## Records to process
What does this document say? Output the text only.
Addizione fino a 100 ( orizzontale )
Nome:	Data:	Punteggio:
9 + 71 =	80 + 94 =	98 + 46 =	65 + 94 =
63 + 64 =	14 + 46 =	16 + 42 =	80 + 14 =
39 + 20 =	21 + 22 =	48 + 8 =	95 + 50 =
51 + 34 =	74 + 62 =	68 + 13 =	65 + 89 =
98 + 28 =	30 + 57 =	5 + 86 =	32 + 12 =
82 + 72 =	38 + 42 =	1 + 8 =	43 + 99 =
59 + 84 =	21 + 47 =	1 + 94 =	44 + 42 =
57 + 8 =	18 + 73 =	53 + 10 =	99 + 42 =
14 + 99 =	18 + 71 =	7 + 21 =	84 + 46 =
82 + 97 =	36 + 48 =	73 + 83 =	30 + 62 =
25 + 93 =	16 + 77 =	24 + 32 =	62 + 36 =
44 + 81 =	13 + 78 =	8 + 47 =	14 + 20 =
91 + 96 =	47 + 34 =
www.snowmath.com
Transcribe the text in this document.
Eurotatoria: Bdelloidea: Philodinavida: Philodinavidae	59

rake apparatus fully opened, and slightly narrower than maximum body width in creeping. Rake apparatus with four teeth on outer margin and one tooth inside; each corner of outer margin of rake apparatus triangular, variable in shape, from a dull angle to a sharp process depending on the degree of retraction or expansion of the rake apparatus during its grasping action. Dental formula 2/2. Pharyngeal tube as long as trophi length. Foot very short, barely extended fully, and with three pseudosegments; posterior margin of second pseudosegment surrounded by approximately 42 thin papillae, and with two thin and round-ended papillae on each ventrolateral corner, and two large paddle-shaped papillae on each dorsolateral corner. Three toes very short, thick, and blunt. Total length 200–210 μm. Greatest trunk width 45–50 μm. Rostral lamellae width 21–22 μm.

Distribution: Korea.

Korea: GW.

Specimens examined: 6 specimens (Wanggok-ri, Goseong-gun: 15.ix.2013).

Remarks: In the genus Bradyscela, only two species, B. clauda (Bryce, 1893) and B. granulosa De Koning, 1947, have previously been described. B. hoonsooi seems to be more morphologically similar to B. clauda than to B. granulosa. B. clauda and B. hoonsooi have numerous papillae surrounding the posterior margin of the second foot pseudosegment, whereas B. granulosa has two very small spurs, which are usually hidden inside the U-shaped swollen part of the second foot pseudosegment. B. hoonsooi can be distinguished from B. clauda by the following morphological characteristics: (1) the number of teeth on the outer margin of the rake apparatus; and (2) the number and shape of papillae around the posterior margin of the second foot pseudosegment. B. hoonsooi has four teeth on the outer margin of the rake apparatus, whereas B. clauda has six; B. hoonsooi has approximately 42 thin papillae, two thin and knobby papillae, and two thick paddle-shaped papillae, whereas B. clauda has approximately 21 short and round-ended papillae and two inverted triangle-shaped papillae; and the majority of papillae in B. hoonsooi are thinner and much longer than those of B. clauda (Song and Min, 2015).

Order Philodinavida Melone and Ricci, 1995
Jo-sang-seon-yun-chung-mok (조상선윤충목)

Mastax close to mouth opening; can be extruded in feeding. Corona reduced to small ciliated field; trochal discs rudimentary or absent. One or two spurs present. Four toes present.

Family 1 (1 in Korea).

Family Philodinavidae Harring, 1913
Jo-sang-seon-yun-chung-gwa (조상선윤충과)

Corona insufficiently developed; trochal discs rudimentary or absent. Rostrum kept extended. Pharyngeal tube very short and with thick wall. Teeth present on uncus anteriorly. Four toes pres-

## Instructions for the task
Pull out every line holding "Korea" from the records above, and copy it.

## Final answer
Distribution: Korea.
Korea: GW.
Family 1 (1 in Korea).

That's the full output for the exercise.